JOB
Return the records word for word. Any pictures in them are not part of the copy.

DATA TO USE

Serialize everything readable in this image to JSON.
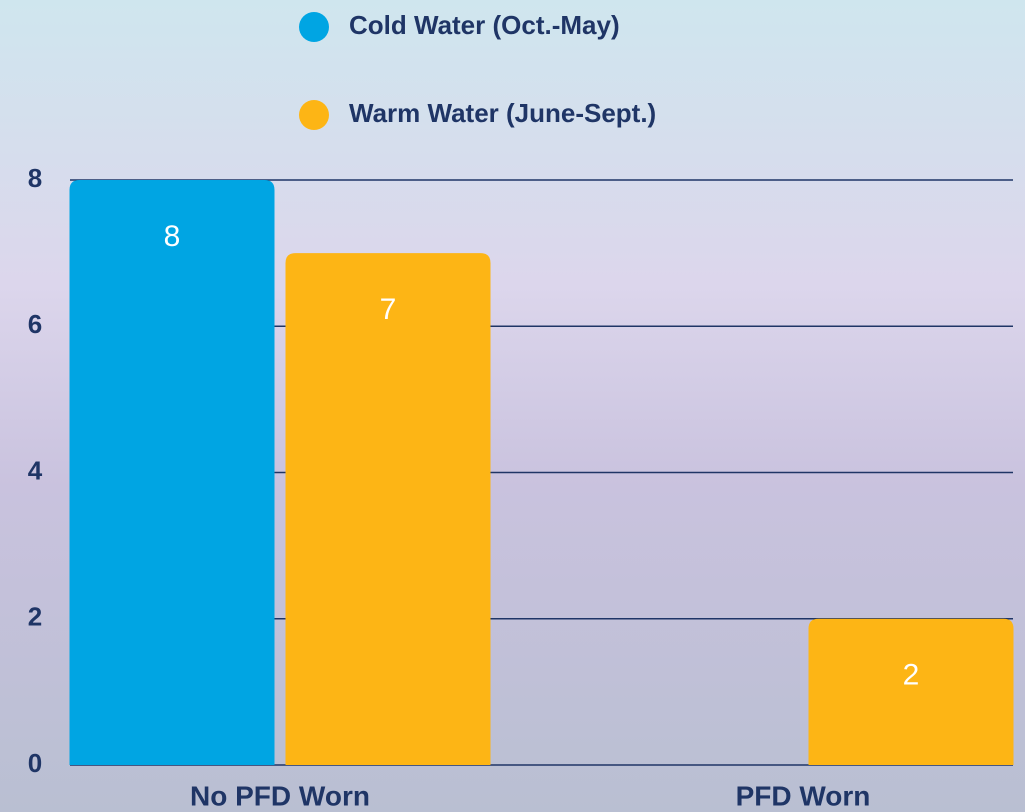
{
  "chart_data": {
    "type": "bar",
    "categories": [
      "No PFD Worn",
      "PFD Worn"
    ],
    "series": [
      {
        "name": "Cold Water (Oct.-May)",
        "color": "#00a5e3",
        "values": [
          8,
          0
        ]
      },
      {
        "name": "Warm Water (June-Sept.)",
        "color": "#fdb515",
        "values": [
          7,
          2
        ]
      }
    ],
    "ylim": [
      0,
      8
    ],
    "yticks": [
      0,
      2,
      4,
      6,
      8
    ],
    "grid": true
  }
}
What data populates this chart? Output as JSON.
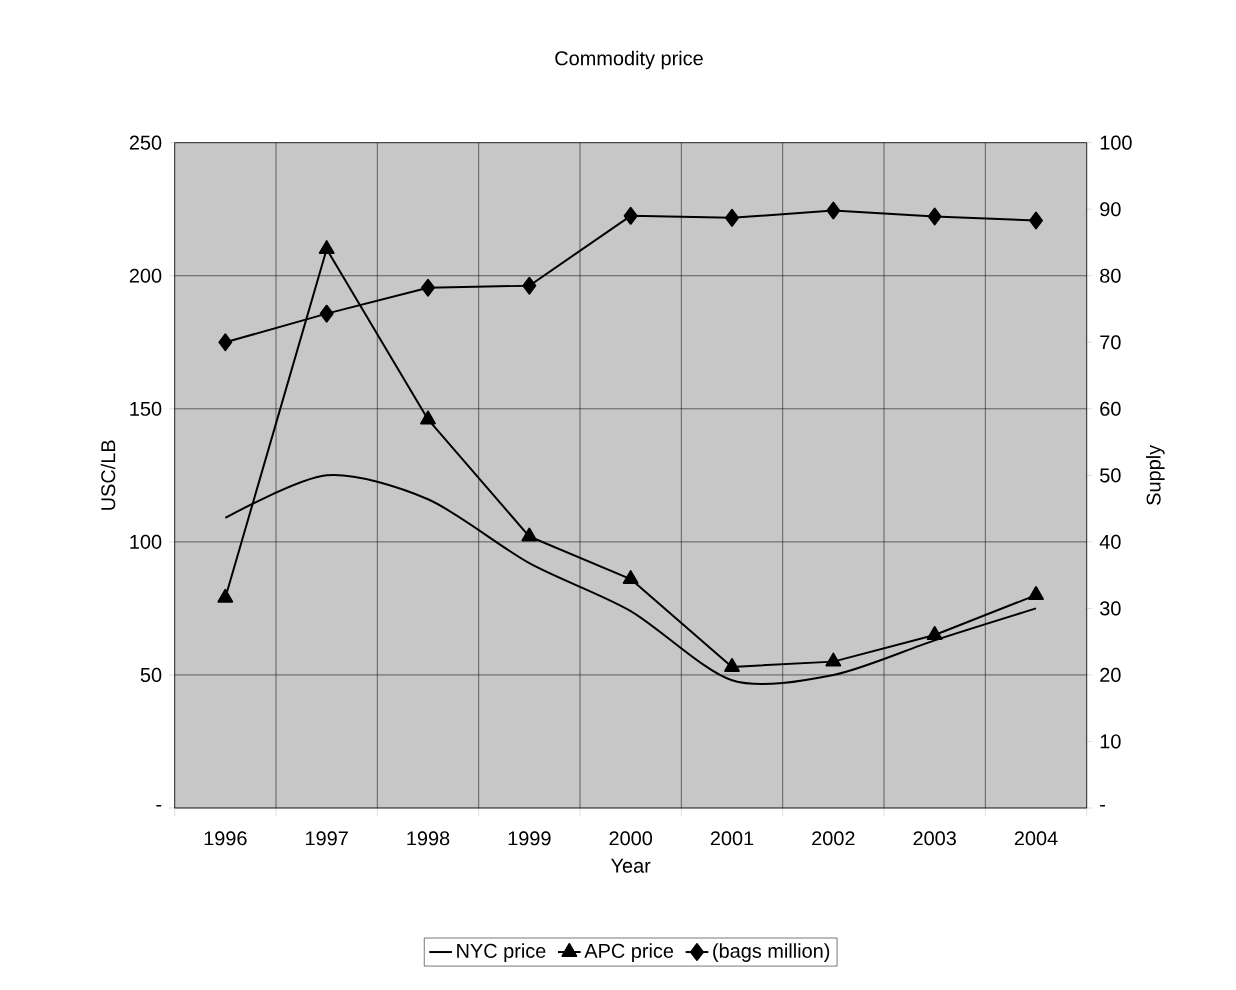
{
  "chart_data": {
    "type": "line",
    "title": "Commodity price",
    "xlabel": "Year",
    "ylabel": "USC/LB",
    "y2label": "Supply",
    "categories": [
      "1996",
      "1997",
      "1998",
      "1999",
      "2000",
      "2001",
      "2002",
      "2003",
      "2004"
    ],
    "series": [
      {
        "name": "NYC price",
        "color": "#000000",
        "marker": "none",
        "values": [
          109,
          125,
          116,
          92,
          74,
          48,
          50,
          63,
          75
        ]
      },
      {
        "name": "APC price",
        "color": "#000000",
        "marker": "triangle",
        "values": [
          79,
          210,
          146,
          102,
          86,
          53,
          55,
          65,
          80
        ]
      },
      {
        "name": "(bags million)",
        "color": "#000000",
        "marker": "diamond",
        "axis": "y2",
        "values": [
          70,
          74.3,
          78.2,
          78.5,
          89,
          88.7,
          89.8,
          88.9,
          88.3
        ]
      }
    ],
    "ylim": [
      0,
      250
    ],
    "yticks": [
      {
        "value": 0,
        "label": "-"
      },
      50,
      100,
      150,
      200,
      250
    ],
    "y2lim": [
      0,
      100
    ],
    "y2ticks": [
      {
        "value": 0,
        "label": "-"
      },
      10,
      20,
      30,
      40,
      50,
      60,
      70,
      80,
      90,
      100
    ],
    "grid": true,
    "legend": "bottom",
    "line_style": "solid"
  }
}
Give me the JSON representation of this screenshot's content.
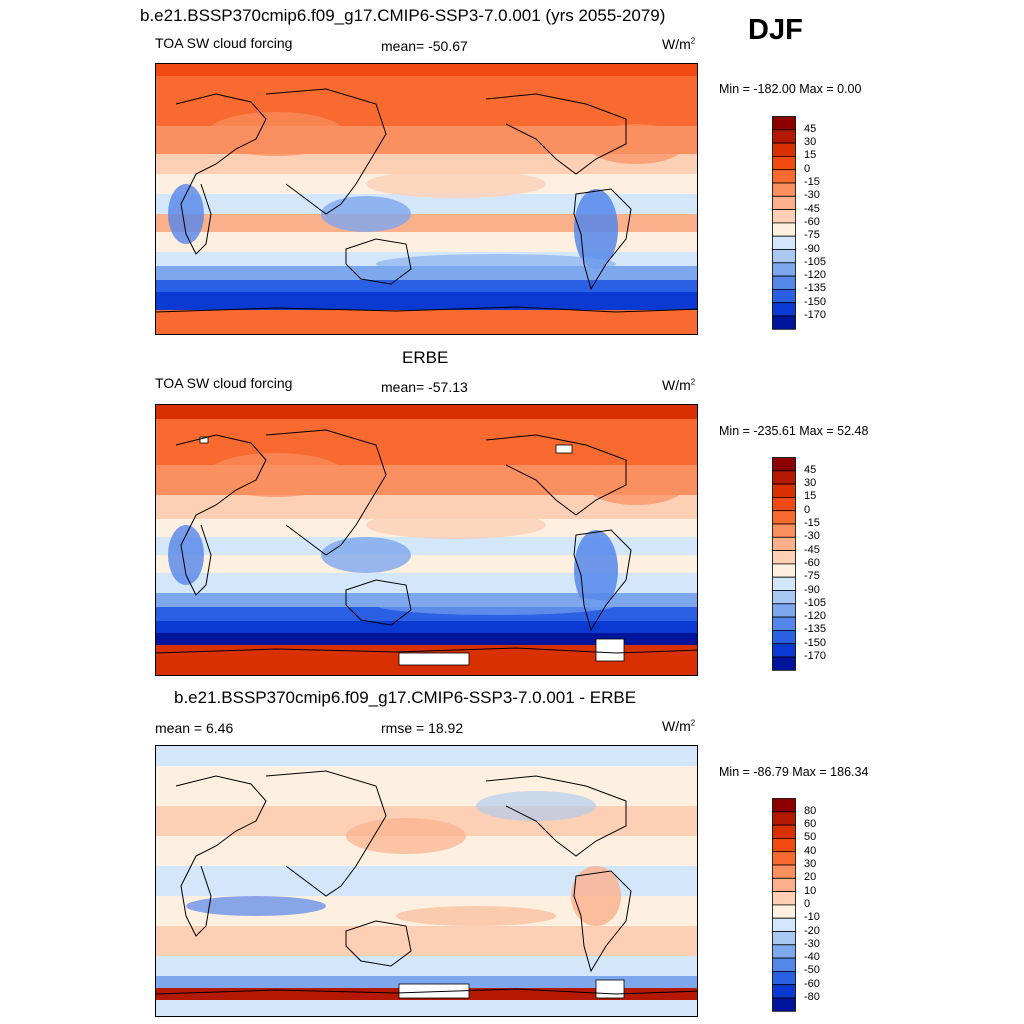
{
  "season": "DJF",
  "panels": [
    {
      "id": "model",
      "title": "b.e21.BSSP370cmip6.f09_g17.CMIP6-SSP3-7.0.001 (yrs 2055-2079)",
      "left_label": "TOA SW cloud forcing",
      "stat_label": "mean= -50.67",
      "units": "W/m",
      "units_sup": "2",
      "minmax": "Min = -182.00 Max =   0.00",
      "colorbar": {
        "labels": [
          "45",
          "30",
          "15",
          "0",
          "-15",
          "-30",
          "-45",
          "-60",
          "-75",
          "-90",
          "-105",
          "-120",
          "-135",
          "-150",
          "-170"
        ],
        "colors": [
          "#8c0000",
          "#b51800",
          "#d83000",
          "#f04a10",
          "#f86a30",
          "#fa8f60",
          "#fbb08c",
          "#fdd0b6",
          "#fdf0e0",
          "#d4e6fa",
          "#a9c8f4",
          "#7ea8ee",
          "#5586ea",
          "#2c60e4",
          "#0a3ad2",
          "#00159c"
        ]
      }
    },
    {
      "id": "obs",
      "title": "ERBE",
      "left_label": "TOA SW cloud forcing",
      "stat_label": "mean= -57.13",
      "units": "W/m",
      "units_sup": "2",
      "minmax": "Min = -235.61 Max =  52.48",
      "colorbar": {
        "labels": [
          "45",
          "30",
          "15",
          "0",
          "-15",
          "-30",
          "-45",
          "-60",
          "-75",
          "-90",
          "-105",
          "-120",
          "-135",
          "-150",
          "-170"
        ],
        "colors": [
          "#8c0000",
          "#b51800",
          "#d83000",
          "#f04a10",
          "#f86a30",
          "#fa8f60",
          "#fbb08c",
          "#fdd0b6",
          "#fdf0e0",
          "#d4e6fa",
          "#a9c8f4",
          "#7ea8ee",
          "#5586ea",
          "#2c60e4",
          "#0a3ad2",
          "#00159c"
        ]
      }
    },
    {
      "id": "diff",
      "title": "b.e21.BSSP370cmip6.f09_g17.CMIP6-SSP3-7.0.001 - ERBE",
      "left_label": "mean =   6.46",
      "stat_label": "rmse =  18.92",
      "units": "W/m",
      "units_sup": "2",
      "minmax": "Min = -86.79 Max = 186.34",
      "colorbar": {
        "labels": [
          "80",
          "60",
          "50",
          "40",
          "30",
          "20",
          "10",
          "0",
          "-10",
          "-20",
          "-30",
          "-40",
          "-50",
          "-60",
          "-80"
        ],
        "colors": [
          "#8c0000",
          "#b51800",
          "#d83000",
          "#f04a10",
          "#f86a30",
          "#fa8f60",
          "#fbb08c",
          "#fdd0b6",
          "#fdf0e0",
          "#d4e6fa",
          "#a9c8f4",
          "#7ea8ee",
          "#5586ea",
          "#2c60e4",
          "#0a3ad2",
          "#00159c"
        ]
      }
    }
  ]
}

THE COMPLETED TASK
Serialize everything readable in this image to JSON.
{
  "chart_data": {
    "type": "bar",
    "categories": [
      "No PFD Worn",
      "PFD Worn"
    ],
    "series": [
      {
        "name": "Cold Water (Oct.-May)",
        "color": "#00a5e3",
        "values": [
          8,
          0
        ]
      },
      {
        "name": "Warm Water (June-Sept.)",
        "color": "#fdb515",
        "values": [
          7,
          2
        ]
      }
    ],
    "ylim": [
      0,
      8
    ],
    "yticks": [
      0,
      2,
      4,
      6,
      8
    ],
    "grid": true
  }
}
What data populates this chart? Output as JSON.
{
  "chart_data": {
    "type": "line",
    "title": "Commodity price",
    "xlabel": "Year",
    "ylabel": "USC/LB",
    "y2label": "Supply",
    "categories": [
      "1996",
      "1997",
      "1998",
      "1999",
      "2000",
      "2001",
      "2002",
      "2003",
      "2004"
    ],
    "series": [
      {
        "name": "NYC price",
        "color": "#000000",
        "marker": "none",
        "values": [
          109,
          125,
          116,
          92,
          74,
          48,
          50,
          63,
          75
        ]
      },
      {
        "name": "APC price",
        "color": "#000000",
        "marker": "triangle",
        "values": [
          79,
          210,
          146,
          102,
          86,
          53,
          55,
          65,
          80
        ]
      },
      {
        "name": "(bags million)",
        "color": "#000000",
        "marker": "diamond",
        "axis": "y2",
        "values": [
          70,
          74.3,
          78.2,
          78.5,
          89,
          88.7,
          89.8,
          88.9,
          88.3
        ]
      }
    ],
    "ylim": [
      0,
      250
    ],
    "yticks": [
      {
        "value": 0,
        "label": "-"
      },
      50,
      100,
      150,
      200,
      250
    ],
    "y2lim": [
      0,
      100
    ],
    "y2ticks": [
      {
        "value": 0,
        "label": "-"
      },
      10,
      20,
      30,
      40,
      50,
      60,
      70,
      80,
      90,
      100
    ],
    "grid": true,
    "legend": "bottom",
    "line_style": "solid"
  }
}
Give me the JSON representation of this screenshot's content.
{
  "season": "DJF",
  "panels": [
    {
      "id": "model",
      "title": "b.e21.BSSP370cmip6.f09_g17.CMIP6-SSP3-7.0.001 (yrs 2055-2079)",
      "left_label": "TOA SW cloud forcing",
      "stat_label": "mean= -50.67",
      "units": "W/m",
      "units_sup": "2",
      "minmax": "Min = -182.00 Max =   0.00",
      "colorbar": {
        "labels": [
          "45",
          "30",
          "15",
          "0",
          "-15",
          "-30",
          "-45",
          "-60",
          "-75",
          "-90",
          "-105",
          "-120",
          "-135",
          "-150",
          "-170"
        ],
        "colors": [
          "#8c0000",
          "#b51800",
          "#d83000",
          "#f04a10",
          "#f86a30",
          "#fa8f60",
          "#fbb08c",
          "#fdd0b6",
          "#fdf0e0",
          "#d4e6fa",
          "#a9c8f4",
          "#7ea8ee",
          "#5586ea",
          "#2c60e4",
          "#0a3ad2",
          "#00159c"
        ]
      }
    },
    {
      "id": "obs",
      "title": "ERBE",
      "left_label": "TOA SW cloud forcing",
      "stat_label": "mean= -57.13",
      "units": "W/m",
      "units_sup": "2",
      "minmax": "Min = -235.61 Max =  52.48",
      "colorbar": {
        "labels": [
          "45",
          "30",
          "15",
          "0",
          "-15",
          "-30",
          "-45",
          "-60",
          "-75",
          "-90",
          "-105",
          "-120",
          "-135",
          "-150",
          "-170"
        ],
        "colors": [
          "#8c0000",
          "#b51800",
          "#d83000",
          "#f04a10",
          "#f86a30",
          "#fa8f60",
          "#fbb08c",
          "#fdd0b6",
          "#fdf0e0",
          "#d4e6fa",
          "#a9c8f4",
          "#7ea8ee",
          "#5586ea",
          "#2c60e4",
          "#0a3ad2",
          "#00159c"
        ]
      }
    },
    {
      "id": "diff",
      "title": "b.e21.BSSP370cmip6.f09_g17.CMIP6-SSP3-7.0.001 - ERBE",
      "left_label": "mean =   6.46",
      "stat_label": "rmse =  18.92",
      "units": "W/m",
      "units_sup": "2",
      "minmax": "Min = -86.79 Max = 186.34",
      "colorbar": {
        "labels": [
          "80",
          "60",
          "50",
          "40",
          "30",
          "20",
          "10",
          "0",
          "-10",
          "-20",
          "-30",
          "-40",
          "-50",
          "-60",
          "-80"
        ],
        "colors": [
          "#8c0000",
          "#b51800",
          "#d83000",
          "#f04a10",
          "#f86a30",
          "#fa8f60",
          "#fbb08c",
          "#fdd0b6",
          "#fdf0e0",
          "#d4e6fa",
          "#a9c8f4",
          "#7ea8ee",
          "#5586ea",
          "#2c60e4",
          "#0a3ad2",
          "#00159c"
        ]
      }
    }
  ]
}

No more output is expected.